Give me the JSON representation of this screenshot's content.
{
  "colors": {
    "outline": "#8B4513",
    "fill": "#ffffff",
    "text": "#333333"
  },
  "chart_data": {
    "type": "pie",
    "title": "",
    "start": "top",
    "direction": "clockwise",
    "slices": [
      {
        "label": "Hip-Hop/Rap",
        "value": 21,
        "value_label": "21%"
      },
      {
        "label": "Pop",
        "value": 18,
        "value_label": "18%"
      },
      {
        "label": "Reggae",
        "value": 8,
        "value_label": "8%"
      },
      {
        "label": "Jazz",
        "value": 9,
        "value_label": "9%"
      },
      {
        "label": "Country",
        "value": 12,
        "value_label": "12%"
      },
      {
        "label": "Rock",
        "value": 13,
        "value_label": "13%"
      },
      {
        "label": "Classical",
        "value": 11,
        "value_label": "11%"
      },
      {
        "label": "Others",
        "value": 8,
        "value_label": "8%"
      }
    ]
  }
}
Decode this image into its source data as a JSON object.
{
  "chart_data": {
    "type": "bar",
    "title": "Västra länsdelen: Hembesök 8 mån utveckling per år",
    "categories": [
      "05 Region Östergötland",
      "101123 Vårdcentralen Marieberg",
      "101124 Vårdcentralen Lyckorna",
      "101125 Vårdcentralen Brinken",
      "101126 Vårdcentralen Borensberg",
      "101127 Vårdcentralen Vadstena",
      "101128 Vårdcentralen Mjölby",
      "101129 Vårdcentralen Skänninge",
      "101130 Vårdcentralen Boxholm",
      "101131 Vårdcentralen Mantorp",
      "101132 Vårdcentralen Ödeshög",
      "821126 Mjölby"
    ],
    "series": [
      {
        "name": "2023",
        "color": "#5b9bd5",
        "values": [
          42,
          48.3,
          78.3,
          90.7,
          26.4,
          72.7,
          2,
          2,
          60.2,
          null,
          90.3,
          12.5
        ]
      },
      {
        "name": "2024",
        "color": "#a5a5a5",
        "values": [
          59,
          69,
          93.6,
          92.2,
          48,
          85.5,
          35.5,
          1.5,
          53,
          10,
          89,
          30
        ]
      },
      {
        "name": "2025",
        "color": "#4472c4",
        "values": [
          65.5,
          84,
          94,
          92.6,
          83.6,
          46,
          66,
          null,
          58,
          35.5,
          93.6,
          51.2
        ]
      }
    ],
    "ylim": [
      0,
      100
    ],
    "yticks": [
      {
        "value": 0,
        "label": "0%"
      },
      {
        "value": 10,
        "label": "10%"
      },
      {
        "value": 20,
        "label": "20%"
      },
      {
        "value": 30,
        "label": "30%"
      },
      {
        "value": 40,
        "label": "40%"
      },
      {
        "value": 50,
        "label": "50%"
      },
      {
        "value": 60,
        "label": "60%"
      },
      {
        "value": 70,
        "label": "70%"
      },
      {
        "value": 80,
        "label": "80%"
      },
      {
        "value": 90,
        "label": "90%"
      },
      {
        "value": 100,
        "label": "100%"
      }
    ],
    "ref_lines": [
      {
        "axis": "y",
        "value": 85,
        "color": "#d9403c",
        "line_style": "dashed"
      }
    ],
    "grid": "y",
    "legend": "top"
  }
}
········
== Task to carry out ==
Which lines above contain the word "this"? Copy each of them.

== Answer for the task ==
Give me the JSON representation of this screenshot's content.
Decode this image into its source data as a JSON object.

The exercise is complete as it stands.